_What needs to be done_:
Every line with the word "decisions" in it should be extracted from the data that follows.
==========
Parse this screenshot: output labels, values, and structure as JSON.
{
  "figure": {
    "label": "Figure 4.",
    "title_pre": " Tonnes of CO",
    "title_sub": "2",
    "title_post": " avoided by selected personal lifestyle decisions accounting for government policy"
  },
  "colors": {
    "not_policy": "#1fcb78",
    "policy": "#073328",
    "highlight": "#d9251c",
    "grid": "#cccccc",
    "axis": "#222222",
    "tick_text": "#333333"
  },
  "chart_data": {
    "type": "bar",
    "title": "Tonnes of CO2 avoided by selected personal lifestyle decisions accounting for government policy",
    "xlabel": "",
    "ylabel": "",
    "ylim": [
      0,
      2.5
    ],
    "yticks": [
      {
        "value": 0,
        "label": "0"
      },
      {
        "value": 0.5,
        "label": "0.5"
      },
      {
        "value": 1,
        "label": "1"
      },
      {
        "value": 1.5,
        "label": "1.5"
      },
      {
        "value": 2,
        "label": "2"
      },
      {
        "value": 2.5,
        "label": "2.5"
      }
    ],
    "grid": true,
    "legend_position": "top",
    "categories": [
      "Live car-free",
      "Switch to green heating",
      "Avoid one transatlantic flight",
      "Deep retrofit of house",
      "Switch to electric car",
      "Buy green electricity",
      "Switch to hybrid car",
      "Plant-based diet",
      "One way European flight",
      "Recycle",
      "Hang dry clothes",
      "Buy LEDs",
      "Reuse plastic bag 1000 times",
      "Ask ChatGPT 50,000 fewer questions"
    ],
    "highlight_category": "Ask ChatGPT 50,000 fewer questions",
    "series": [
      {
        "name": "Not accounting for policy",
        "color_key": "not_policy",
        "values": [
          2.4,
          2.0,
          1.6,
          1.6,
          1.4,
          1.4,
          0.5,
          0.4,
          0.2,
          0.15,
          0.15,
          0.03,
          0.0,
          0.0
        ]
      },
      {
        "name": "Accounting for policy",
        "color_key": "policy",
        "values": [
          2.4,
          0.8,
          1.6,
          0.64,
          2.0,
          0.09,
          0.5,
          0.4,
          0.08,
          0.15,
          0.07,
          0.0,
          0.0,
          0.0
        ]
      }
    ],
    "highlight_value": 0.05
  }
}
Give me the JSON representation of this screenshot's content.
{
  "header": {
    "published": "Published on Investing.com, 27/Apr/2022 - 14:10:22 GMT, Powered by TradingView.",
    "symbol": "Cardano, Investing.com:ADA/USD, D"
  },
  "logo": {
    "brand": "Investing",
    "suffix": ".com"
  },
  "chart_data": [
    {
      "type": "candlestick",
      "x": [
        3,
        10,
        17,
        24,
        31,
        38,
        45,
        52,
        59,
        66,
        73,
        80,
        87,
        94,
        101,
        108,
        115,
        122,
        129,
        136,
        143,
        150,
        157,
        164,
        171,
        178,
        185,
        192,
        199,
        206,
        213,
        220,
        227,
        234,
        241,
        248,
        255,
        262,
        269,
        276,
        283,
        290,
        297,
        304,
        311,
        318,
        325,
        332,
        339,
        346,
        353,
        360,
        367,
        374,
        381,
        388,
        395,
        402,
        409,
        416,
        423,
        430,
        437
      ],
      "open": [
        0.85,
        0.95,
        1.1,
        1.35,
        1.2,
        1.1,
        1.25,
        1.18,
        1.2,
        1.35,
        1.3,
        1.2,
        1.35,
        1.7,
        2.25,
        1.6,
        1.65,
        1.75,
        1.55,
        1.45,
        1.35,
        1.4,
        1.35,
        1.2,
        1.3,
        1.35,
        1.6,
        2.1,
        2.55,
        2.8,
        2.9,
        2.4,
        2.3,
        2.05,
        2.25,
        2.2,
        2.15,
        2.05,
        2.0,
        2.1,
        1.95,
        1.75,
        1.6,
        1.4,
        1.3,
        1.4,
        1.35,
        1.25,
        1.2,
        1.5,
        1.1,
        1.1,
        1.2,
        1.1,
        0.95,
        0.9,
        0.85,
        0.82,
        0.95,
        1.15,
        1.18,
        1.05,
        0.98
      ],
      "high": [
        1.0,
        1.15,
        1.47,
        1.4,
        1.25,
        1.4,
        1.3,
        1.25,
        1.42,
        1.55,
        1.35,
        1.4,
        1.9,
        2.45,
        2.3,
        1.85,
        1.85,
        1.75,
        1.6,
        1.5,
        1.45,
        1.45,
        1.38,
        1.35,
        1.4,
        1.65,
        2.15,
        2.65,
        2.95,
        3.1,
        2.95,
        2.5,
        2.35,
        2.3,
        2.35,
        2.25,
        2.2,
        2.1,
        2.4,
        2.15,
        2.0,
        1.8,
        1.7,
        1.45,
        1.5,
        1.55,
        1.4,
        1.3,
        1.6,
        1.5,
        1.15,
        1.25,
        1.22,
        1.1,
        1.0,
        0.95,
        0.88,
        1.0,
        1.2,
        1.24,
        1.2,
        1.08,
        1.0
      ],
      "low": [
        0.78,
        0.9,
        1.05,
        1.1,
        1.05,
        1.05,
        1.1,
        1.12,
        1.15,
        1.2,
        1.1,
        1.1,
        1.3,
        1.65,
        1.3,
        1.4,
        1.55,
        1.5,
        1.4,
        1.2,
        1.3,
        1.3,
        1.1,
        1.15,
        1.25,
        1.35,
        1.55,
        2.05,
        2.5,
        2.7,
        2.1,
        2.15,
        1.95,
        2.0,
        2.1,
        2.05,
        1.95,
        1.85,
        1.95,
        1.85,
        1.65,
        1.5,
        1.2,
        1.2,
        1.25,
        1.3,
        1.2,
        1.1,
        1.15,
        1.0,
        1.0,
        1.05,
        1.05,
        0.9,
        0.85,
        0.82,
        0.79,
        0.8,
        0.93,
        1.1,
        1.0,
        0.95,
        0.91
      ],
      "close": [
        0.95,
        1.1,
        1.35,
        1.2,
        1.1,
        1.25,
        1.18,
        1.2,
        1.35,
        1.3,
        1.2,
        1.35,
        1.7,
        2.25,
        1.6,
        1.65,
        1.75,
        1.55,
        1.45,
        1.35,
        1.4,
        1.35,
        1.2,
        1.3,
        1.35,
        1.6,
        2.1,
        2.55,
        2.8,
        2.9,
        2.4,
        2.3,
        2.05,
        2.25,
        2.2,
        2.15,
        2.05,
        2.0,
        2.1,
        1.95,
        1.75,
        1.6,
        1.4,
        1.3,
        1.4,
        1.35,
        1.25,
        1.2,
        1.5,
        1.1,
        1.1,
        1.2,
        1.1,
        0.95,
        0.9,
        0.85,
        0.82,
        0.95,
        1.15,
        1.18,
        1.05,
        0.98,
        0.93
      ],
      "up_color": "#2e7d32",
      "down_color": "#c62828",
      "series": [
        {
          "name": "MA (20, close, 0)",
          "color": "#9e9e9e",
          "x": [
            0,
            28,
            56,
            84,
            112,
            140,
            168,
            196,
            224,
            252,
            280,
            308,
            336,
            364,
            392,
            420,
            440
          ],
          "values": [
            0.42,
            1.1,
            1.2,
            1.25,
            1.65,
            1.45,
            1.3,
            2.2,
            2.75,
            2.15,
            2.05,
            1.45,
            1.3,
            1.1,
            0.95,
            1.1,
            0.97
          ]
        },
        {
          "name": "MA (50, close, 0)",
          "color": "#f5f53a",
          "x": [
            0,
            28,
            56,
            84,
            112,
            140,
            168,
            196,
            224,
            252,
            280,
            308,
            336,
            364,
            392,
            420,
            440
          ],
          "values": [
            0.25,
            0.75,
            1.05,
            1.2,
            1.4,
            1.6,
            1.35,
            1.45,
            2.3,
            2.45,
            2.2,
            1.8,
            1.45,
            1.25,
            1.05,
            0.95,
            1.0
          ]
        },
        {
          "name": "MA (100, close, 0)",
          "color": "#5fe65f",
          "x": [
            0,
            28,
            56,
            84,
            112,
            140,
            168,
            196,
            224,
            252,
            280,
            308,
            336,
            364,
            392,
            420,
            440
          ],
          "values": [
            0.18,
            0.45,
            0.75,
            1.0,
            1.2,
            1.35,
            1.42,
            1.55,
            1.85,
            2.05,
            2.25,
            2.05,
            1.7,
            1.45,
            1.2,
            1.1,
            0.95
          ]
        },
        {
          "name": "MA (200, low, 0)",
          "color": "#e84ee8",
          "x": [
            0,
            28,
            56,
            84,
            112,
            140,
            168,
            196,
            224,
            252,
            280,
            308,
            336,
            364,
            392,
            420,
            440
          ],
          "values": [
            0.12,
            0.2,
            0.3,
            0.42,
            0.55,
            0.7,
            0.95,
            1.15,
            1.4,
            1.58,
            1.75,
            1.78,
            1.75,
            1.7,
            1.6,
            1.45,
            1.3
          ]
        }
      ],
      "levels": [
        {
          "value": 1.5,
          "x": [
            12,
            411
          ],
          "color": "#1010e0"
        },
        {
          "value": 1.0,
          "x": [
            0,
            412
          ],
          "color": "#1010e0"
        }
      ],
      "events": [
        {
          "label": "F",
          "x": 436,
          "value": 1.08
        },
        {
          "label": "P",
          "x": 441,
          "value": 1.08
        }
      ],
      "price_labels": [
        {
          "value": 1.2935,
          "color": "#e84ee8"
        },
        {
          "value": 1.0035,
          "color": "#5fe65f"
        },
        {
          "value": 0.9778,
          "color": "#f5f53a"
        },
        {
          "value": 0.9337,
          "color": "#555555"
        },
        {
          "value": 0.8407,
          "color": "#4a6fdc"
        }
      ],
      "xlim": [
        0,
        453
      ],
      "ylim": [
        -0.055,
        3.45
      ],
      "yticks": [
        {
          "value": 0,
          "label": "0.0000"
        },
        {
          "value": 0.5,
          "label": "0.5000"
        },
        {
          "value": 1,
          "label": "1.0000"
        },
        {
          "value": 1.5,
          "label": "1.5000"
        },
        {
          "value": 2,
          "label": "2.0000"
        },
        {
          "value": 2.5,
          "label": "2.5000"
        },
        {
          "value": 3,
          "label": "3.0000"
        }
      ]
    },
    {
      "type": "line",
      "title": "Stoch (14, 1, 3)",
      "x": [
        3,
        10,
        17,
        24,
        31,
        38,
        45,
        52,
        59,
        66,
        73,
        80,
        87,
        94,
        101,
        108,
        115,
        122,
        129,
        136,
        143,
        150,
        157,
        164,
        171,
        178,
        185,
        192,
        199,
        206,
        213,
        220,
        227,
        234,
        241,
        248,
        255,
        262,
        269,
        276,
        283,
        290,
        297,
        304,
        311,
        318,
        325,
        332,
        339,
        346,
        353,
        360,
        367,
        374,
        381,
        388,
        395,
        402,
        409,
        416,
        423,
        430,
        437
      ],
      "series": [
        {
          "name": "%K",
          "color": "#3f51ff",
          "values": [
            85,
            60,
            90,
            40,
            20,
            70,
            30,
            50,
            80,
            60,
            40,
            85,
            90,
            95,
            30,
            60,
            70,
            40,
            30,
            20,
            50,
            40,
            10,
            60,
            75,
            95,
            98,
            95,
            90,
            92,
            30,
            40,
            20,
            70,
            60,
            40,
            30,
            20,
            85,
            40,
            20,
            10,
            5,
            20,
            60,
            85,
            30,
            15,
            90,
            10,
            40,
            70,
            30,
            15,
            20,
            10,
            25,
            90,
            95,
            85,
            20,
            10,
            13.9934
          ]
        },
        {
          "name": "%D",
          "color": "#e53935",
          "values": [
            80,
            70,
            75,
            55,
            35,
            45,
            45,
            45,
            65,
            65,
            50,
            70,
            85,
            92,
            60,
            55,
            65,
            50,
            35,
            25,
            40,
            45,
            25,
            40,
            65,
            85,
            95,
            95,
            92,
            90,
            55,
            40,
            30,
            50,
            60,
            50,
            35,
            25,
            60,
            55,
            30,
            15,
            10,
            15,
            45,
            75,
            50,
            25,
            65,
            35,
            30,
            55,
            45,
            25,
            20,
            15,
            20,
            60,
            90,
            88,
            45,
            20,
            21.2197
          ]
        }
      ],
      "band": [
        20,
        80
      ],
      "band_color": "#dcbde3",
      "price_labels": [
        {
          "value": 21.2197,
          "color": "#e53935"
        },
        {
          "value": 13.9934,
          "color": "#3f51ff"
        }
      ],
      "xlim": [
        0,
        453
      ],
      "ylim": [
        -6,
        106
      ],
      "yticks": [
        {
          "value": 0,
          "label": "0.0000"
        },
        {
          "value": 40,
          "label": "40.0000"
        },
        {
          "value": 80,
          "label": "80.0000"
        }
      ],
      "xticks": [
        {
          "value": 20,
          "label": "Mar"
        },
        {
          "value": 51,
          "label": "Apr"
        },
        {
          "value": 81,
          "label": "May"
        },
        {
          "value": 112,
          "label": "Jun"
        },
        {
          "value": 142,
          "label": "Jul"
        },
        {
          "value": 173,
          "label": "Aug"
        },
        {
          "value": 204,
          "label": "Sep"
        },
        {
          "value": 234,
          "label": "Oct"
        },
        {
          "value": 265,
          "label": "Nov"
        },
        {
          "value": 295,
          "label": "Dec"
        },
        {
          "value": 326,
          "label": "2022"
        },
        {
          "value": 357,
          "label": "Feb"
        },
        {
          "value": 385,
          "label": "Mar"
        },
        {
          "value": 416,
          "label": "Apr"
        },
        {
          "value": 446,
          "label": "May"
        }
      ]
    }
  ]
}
==========
_Worked solution_:
    "title_post": " avoided by selected personal lifestyle decisions accounting for government policy"
    "title": "Tonnes of CO2 avoided by selected personal lifestyle decisions accounting for government policy",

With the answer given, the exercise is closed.